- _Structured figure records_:
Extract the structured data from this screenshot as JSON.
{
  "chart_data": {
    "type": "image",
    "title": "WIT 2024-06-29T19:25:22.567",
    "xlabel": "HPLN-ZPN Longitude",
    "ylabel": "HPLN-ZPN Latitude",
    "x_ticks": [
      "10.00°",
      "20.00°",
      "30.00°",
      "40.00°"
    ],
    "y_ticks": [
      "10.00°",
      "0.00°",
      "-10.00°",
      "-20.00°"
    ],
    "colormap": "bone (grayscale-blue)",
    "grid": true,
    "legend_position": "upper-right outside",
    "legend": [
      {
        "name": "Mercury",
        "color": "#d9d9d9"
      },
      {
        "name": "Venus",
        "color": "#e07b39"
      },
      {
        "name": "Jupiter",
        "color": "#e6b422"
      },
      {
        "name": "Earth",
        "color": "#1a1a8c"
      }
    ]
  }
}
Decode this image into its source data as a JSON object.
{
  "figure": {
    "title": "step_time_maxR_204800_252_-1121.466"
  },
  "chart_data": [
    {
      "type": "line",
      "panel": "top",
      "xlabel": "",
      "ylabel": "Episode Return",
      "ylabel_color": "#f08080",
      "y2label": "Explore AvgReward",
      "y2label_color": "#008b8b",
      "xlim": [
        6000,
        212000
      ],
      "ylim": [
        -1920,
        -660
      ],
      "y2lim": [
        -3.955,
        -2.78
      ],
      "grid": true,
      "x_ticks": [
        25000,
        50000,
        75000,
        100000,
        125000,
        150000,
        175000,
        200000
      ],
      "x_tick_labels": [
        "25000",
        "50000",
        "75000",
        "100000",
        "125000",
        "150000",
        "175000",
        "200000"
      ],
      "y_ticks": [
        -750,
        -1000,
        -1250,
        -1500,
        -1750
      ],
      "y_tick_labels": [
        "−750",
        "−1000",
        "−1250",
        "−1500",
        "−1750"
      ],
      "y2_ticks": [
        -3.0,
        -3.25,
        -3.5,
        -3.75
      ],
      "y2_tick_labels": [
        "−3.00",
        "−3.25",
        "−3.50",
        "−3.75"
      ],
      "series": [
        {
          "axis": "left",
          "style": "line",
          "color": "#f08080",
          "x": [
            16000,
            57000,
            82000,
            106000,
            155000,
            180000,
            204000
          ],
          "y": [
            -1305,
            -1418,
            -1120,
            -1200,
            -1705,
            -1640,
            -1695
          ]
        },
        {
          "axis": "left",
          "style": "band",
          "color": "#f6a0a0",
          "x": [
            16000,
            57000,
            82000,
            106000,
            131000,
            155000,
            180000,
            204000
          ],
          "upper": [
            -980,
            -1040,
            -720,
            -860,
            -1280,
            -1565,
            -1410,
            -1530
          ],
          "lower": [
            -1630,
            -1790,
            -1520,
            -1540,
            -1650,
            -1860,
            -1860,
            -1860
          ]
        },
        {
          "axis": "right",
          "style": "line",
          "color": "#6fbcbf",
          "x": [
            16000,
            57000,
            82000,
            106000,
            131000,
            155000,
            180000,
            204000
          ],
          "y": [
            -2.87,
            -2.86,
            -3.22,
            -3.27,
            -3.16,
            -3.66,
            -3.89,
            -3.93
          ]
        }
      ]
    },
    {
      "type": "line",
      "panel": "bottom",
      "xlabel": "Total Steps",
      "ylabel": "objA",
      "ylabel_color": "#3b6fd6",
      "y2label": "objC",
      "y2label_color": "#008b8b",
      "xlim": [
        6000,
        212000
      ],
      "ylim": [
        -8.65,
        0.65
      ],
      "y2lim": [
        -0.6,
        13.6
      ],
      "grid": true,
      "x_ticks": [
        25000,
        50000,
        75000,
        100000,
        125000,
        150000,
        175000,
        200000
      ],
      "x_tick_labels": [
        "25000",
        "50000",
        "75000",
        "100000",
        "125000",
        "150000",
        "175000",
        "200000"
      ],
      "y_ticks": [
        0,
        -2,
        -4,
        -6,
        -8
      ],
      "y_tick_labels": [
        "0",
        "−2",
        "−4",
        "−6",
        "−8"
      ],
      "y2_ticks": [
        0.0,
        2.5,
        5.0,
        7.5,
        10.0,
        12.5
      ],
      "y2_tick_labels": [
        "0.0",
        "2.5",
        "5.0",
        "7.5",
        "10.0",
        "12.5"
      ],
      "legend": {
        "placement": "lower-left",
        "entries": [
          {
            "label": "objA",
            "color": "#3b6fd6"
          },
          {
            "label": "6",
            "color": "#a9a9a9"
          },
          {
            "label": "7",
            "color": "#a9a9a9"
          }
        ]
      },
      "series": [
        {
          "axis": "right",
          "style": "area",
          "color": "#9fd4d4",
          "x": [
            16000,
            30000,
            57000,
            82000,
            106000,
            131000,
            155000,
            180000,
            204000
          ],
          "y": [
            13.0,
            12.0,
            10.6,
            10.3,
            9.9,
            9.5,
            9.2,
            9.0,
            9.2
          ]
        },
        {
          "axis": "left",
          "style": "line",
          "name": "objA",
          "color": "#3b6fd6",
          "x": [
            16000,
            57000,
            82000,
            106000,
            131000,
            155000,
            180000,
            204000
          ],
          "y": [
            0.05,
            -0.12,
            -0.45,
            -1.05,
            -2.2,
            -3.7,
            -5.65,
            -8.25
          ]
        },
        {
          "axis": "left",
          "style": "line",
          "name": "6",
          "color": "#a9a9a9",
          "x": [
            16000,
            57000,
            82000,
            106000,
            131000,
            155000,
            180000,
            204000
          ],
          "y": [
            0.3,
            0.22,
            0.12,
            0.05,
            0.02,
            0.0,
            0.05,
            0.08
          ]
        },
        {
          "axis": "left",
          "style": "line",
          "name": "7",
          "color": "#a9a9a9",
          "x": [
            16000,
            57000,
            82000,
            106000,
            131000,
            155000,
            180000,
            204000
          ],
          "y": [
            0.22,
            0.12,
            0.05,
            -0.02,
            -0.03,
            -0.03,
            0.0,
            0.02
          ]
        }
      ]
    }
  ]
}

- _Stated goal_: Each record above should be repeated exactly as it appears.

- _Exercise answer_:
Extract the structured data from this screenshot as JSON.
{
  "chart_data": {
    "type": "image",
    "title": "WIT 2024-06-29T19:25:22.567",
    "xlabel": "HPLN-ZPN Longitude",
    "ylabel": "HPLN-ZPN Latitude",
    "x_ticks": [
      "10.00°",
      "20.00°",
      "30.00°",
      "40.00°"
    ],
    "y_ticks": [
      "10.00°",
      "0.00°",
      "-10.00°",
      "-20.00°"
    ],
    "colormap": "bone (grayscale-blue)",
    "grid": true,
    "legend_position": "upper-right outside",
    "legend": [
      {
        "name": "Mercury",
        "color": "#d9d9d9"
      },
      {
        "name": "Venus",
        "color": "#e07b39"
      },
      {
        "name": "Jupiter",
        "color": "#e6b422"
      },
      {
        "name": "Earth",
        "color": "#1a1a8c"
      }
    ]
  }
}
Decode this image into its source data as a JSON object.
{
  "figure": {
    "title": "step_time_maxR_204800_252_-1121.466"
  },
  "chart_data": [
    {
      "type": "line",
      "panel": "top",
      "xlabel": "",
      "ylabel": "Episode Return",
      "ylabel_color": "#f08080",
      "y2label": "Explore AvgReward",
      "y2label_color": "#008b8b",
      "xlim": [
        6000,
        212000
      ],
      "ylim": [
        -1920,
        -660
      ],
      "y2lim": [
        -3.955,
        -2.78
      ],
      "grid": true,
      "x_ticks": [
        25000,
        50000,
        75000,
        100000,
        125000,
        150000,
        175000,
        200000
      ],
      "x_tick_labels": [
        "25000",
        "50000",
        "75000",
        "100000",
        "125000",
        "150000",
        "175000",
        "200000"
      ],
      "y_ticks": [
        -750,
        -1000,
        -1250,
        -1500,
        -1750
      ],
      "y_tick_labels": [
        "−750",
        "−1000",
        "−1250",
        "−1500",
        "−1750"
      ],
      "y2_ticks": [
        -3.0,
        -3.25,
        -3.5,
        -3.75
      ],
      "y2_tick_labels": [
        "−3.00",
        "−3.25",
        "−3.50",
        "−3.75"
      ],
      "series": [
        {
          "axis": "left",
          "style": "line",
          "color": "#f08080",
          "x": [
            16000,
            57000,
            82000,
            106000,
            155000,
            180000,
            204000
          ],
          "y": [
            -1305,
            -1418,
            -1120,
            -1200,
            -1705,
            -1640,
            -1695
          ]
        },
        {
          "axis": "left",
          "style": "band",
          "color": "#f6a0a0",
          "x": [
            16000,
            57000,
            82000,
            106000,
            131000,
            155000,
            180000,
            204000
          ],
          "upper": [
            -980,
            -1040,
            -720,
            -860,
            -1280,
            -1565,
            -1410,
            -1530
          ],
          "lower": [
            -1630,
            -1790,
            -1520,
            -1540,
            -1650,
            -1860,
            -1860,
            -1860
          ]
        },
        {
          "axis": "right",
          "style": "line",
          "color": "#6fbcbf",
          "x": [
            16000,
            57000,
            82000,
            106000,
            131000,
            155000,
            180000,
            204000
          ],
          "y": [
            -2.87,
            -2.86,
            -3.22,
            -3.27,
            -3.16,
            -3.66,
            -3.89,
            -3.93
          ]
        }
      ]
    },
    {
      "type": "line",
      "panel": "bottom",
      "xlabel": "Total Steps",
      "ylabel": "objA",
      "ylabel_color": "#3b6fd6",
      "y2label": "objC",
      "y2label_color": "#008b8b",
      "xlim": [
        6000,
        212000
      ],
      "ylim": [
        -8.65,
        0.65
      ],
      "y2lim": [
        -0.6,
        13.6
      ],
      "grid": true,
      "x_ticks": [
        25000,
        50000,
        75000,
        100000,
        125000,
        150000,
        175000,
        200000
      ],
      "x_tick_labels": [
        "25000",
        "50000",
        "75000",
        "100000",
        "125000",
        "150000",
        "175000",
        "200000"
      ],
      "y_ticks": [
        0,
        -2,
        -4,
        -6,
        -8
      ],
      "y_tick_labels": [
        "0",
        "−2",
        "−4",
        "−6",
        "−8"
      ],
      "y2_ticks": [
        0.0,
        2.5,
        5.0,
        7.5,
        10.0,
        12.5
      ],
      "y2_tick_labels": [
        "0.0",
        "2.5",
        "5.0",
        "7.5",
        "10.0",
        "12.5"
      ],
      "legend": {
        "placement": "lower-left",
        "entries": [
          {
            "label": "objA",
            "color": "#3b6fd6"
          },
          {
            "label": "6",
            "color": "#a9a9a9"
          },
          {
            "label": "7",
            "color": "#a9a9a9"
          }
        ]
      },
      "series": [
        {
          "axis": "right",
          "style": "area",
          "color": "#9fd4d4",
          "x": [
            16000,
            30000,
            57000,
            82000,
            106000,
            131000,
            155000,
            180000,
            204000
          ],
          "y": [
            13.0,
            12.0,
            10.6,
            10.3,
            9.9,
            9.5,
            9.2,
            9.0,
            9.2
          ]
        },
        {
          "axis": "left",
          "style": "line",
          "name": "objA",
          "color": "#3b6fd6",
          "x": [
            16000,
            57000,
            82000,
            106000,
            131000,
            155000,
            180000,
            204000
          ],
          "y": [
            0.05,
            -0.12,
            -0.45,
            -1.05,
            -2.2,
            -3.7,
            -5.65,
            -8.25
          ]
        },
        {
          "axis": "left",
          "style": "line",
          "name": "6",
          "color": "#a9a9a9",
          "x": [
            16000,
            57000,
            82000,
            106000,
            131000,
            155000,
            180000,
            204000
          ],
          "y": [
            0.3,
            0.22,
            0.12,
            0.05,
            0.02,
            0.0,
            0.05,
            0.08
          ]
        },
        {
          "axis": "left",
          "style": "line",
          "name": "7",
          "color": "#a9a9a9",
          "x": [
            16000,
            57000,
            82000,
            106000,
            131000,
            155000,
            180000,
            204000
          ],
          "y": [
            0.22,
            0.12,
            0.05,
            -0.02,
            -0.03,
            -0.03,
            0.0,
            0.02
          ]
        }
      ]
    }
  ]
}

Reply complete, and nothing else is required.